INSTRUCTION
Repeat every record below exactly as it appears.

+++ INPUT DATA +++

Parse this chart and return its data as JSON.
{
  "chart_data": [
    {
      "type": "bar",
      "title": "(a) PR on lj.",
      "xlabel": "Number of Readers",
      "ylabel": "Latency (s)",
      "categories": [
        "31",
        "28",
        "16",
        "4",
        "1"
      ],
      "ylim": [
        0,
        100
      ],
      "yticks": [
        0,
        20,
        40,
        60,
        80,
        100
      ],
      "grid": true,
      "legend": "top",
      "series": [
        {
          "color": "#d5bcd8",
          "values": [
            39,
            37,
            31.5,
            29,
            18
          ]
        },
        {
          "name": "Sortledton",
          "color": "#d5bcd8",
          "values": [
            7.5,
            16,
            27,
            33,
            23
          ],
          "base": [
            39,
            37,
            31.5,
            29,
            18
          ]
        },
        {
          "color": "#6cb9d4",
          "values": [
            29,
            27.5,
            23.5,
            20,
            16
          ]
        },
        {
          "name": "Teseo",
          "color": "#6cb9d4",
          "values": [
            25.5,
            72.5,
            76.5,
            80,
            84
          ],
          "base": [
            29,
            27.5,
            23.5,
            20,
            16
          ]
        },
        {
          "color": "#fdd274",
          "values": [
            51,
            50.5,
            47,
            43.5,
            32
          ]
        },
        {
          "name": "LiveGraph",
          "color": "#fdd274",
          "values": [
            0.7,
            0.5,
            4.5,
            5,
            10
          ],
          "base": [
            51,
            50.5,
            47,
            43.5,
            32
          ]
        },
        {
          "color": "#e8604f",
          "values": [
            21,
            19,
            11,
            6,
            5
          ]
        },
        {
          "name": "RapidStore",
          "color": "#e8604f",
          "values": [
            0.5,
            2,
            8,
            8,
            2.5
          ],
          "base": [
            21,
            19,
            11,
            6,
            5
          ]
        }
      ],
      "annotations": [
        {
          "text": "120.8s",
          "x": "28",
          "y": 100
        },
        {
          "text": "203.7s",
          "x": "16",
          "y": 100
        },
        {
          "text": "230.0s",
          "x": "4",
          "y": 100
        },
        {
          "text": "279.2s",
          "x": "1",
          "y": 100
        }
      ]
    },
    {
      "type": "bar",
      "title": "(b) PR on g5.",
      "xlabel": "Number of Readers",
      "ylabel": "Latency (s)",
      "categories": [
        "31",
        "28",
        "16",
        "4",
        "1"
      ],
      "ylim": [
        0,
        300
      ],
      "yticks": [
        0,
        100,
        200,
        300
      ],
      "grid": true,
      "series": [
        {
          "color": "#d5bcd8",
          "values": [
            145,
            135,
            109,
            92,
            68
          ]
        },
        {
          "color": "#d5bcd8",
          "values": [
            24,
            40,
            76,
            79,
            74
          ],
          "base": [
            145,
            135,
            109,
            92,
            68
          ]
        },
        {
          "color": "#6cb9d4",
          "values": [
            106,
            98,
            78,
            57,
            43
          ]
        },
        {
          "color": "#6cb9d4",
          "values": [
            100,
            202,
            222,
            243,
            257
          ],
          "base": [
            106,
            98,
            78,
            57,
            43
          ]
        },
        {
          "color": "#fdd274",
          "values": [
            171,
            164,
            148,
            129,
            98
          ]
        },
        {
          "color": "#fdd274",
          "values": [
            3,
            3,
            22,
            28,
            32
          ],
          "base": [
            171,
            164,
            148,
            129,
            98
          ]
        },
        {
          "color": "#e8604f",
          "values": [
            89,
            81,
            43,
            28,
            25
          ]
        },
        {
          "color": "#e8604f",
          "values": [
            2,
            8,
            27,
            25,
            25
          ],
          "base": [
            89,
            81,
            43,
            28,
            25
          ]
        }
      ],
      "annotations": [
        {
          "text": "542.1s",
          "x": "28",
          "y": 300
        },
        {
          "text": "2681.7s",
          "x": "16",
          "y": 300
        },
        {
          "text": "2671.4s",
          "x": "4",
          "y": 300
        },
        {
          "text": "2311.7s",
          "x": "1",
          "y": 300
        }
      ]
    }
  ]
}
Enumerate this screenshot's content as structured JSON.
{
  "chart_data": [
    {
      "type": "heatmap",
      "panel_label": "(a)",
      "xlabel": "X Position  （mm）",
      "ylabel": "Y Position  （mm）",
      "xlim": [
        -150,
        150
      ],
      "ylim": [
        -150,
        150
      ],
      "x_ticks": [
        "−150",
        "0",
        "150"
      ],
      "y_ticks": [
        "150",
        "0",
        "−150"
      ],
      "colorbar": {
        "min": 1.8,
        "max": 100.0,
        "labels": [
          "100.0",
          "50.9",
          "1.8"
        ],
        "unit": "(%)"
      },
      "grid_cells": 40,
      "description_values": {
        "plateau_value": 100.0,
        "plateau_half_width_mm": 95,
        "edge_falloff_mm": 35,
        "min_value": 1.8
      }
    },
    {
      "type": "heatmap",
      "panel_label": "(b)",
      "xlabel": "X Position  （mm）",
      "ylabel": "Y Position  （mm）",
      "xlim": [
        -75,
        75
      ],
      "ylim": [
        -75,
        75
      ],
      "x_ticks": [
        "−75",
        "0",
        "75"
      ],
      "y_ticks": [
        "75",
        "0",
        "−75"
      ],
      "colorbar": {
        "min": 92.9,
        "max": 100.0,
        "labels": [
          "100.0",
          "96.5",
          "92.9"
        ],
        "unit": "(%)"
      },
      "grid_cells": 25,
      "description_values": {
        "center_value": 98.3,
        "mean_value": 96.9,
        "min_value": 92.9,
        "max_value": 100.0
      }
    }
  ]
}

+++

OUTPUT OF THE TASK
Parse this chart and return its data as JSON.
{
  "chart_data": [
    {
      "type": "bar",
      "title": "(a) PR on lj.",
      "xlabel": "Number of Readers",
      "ylabel": "Latency (s)",
      "categories": [
        "31",
        "28",
        "16",
        "4",
        "1"
      ],
      "ylim": [
        0,
        100
      ],
      "yticks": [
        0,
        20,
        40,
        60,
        80,
        100
      ],
      "grid": true,
      "legend": "top",
      "series": [
        {
          "color": "#d5bcd8",
          "values": [
            39,
            37,
            31.5,
            29,
            18
          ]
        },
        {
          "name": "Sortledton",
          "color": "#d5bcd8",
          "values": [
            7.5,
            16,
            27,
            33,
            23
          ],
          "base": [
            39,
            37,
            31.5,
            29,
            18
          ]
        },
        {
          "color": "#6cb9d4",
          "values": [
            29,
            27.5,
            23.5,
            20,
            16
          ]
        },
        {
          "name": "Teseo",
          "color": "#6cb9d4",
          "values": [
            25.5,
            72.5,
            76.5,
            80,
            84
          ],
          "base": [
            29,
            27.5,
            23.5,
            20,
            16
          ]
        },
        {
          "color": "#fdd274",
          "values": [
            51,
            50.5,
            47,
            43.5,
            32
          ]
        },
        {
          "name": "LiveGraph",
          "color": "#fdd274",
          "values": [
            0.7,
            0.5,
            4.5,
            5,
            10
          ],
          "base": [
            51,
            50.5,
            47,
            43.5,
            32
          ]
        },
        {
          "color": "#e8604f",
          "values": [
            21,
            19,
            11,
            6,
            5
          ]
        },
        {
          "name": "RapidStore",
          "color": "#e8604f",
          "values": [
            0.5,
            2,
            8,
            8,
            2.5
          ],
          "base": [
            21,
            19,
            11,
            6,
            5
          ]
        }
      ],
      "annotations": [
        {
          "text": "120.8s",
          "x": "28",
          "y": 100
        },
        {
          "text": "203.7s",
          "x": "16",
          "y": 100
        },
        {
          "text": "230.0s",
          "x": "4",
          "y": 100
        },
        {
          "text": "279.2s",
          "x": "1",
          "y": 100
        }
      ]
    },
    {
      "type": "bar",
      "title": "(b) PR on g5.",
      "xlabel": "Number of Readers",
      "ylabel": "Latency (s)",
      "categories": [
        "31",
        "28",
        "16",
        "4",
        "1"
      ],
      "ylim": [
        0,
        300
      ],
      "yticks": [
        0,
        100,
        200,
        300
      ],
      "grid": true,
      "series": [
        {
          "color": "#d5bcd8",
          "values": [
            145,
            135,
            109,
            92,
            68
          ]
        },
        {
          "color": "#d5bcd8",
          "values": [
            24,
            40,
            76,
            79,
            74
          ],
          "base": [
            145,
            135,
            109,
            92,
            68
          ]
        },
        {
          "color": "#6cb9d4",
          "values": [
            106,
            98,
            78,
            57,
            43
          ]
        },
        {
          "color": "#6cb9d4",
          "values": [
            100,
            202,
            222,
            243,
            257
          ],
          "base": [
            106,
            98,
            78,
            57,
            43
          ]
        },
        {
          "color": "#fdd274",
          "values": [
            171,
            164,
            148,
            129,
            98
          ]
        },
        {
          "color": "#fdd274",
          "values": [
            3,
            3,
            22,
            28,
            32
          ],
          "base": [
            171,
            164,
            148,
            129,
            98
          ]
        },
        {
          "color": "#e8604f",
          "values": [
            89,
            81,
            43,
            28,
            25
          ]
        },
        {
          "color": "#e8604f",
          "values": [
            2,
            8,
            27,
            25,
            25
          ],
          "base": [
            89,
            81,
            43,
            28,
            25
          ]
        }
      ],
      "annotations": [
        {
          "text": "542.1s",
          "x": "28",
          "y": 300
        },
        {
          "text": "2681.7s",
          "x": "16",
          "y": 300
        },
        {
          "text": "2671.4s",
          "x": "4",
          "y": 300
        },
        {
          "text": "2311.7s",
          "x": "1",
          "y": 300
        }
      ]
    }
  ]
}
Enumerate this screenshot's content as structured JSON.
{
  "chart_data": [
    {
      "type": "heatmap",
      "panel_label": "(a)",
      "xlabel": "X Position  （mm）",
      "ylabel": "Y Position  （mm）",
      "xlim": [
        -150,
        150
      ],
      "ylim": [
        -150,
        150
      ],
      "x_ticks": [
        "−150",
        "0",
        "150"
      ],
      "y_ticks": [
        "150",
        "0",
        "−150"
      ],
      "colorbar": {
        "min": 1.8,
        "max": 100.0,
        "labels": [
          "100.0",
          "50.9",
          "1.8"
        ],
        "unit": "(%)"
      },
      "grid_cells": 40,
      "description_values": {
        "plateau_value": 100.0,
        "plateau_half_width_mm": 95,
        "edge_falloff_mm": 35,
        "min_value": 1.8
      }
    },
    {
      "type": "heatmap",
      "panel_label": "(b)",
      "xlabel": "X Position  （mm）",
      "ylabel": "Y Position  （mm）",
      "xlim": [
        -75,
        75
      ],
      "ylim": [
        -75,
        75
      ],
      "x_ticks": [
        "−75",
        "0",
        "75"
      ],
      "y_ticks": [
        "75",
        "0",
        "−75"
      ],
      "colorbar": {
        "min": 92.9,
        "max": 100.0,
        "labels": [
          "100.0",
          "96.5",
          "92.9"
        ],
        "unit": "(%)"
      },
      "grid_cells": 25,
      "description_values": {
        "center_value": 98.3,
        "mean_value": 96.9,
        "min_value": 92.9,
        "max_value": 100.0
      }
    }
  ]
}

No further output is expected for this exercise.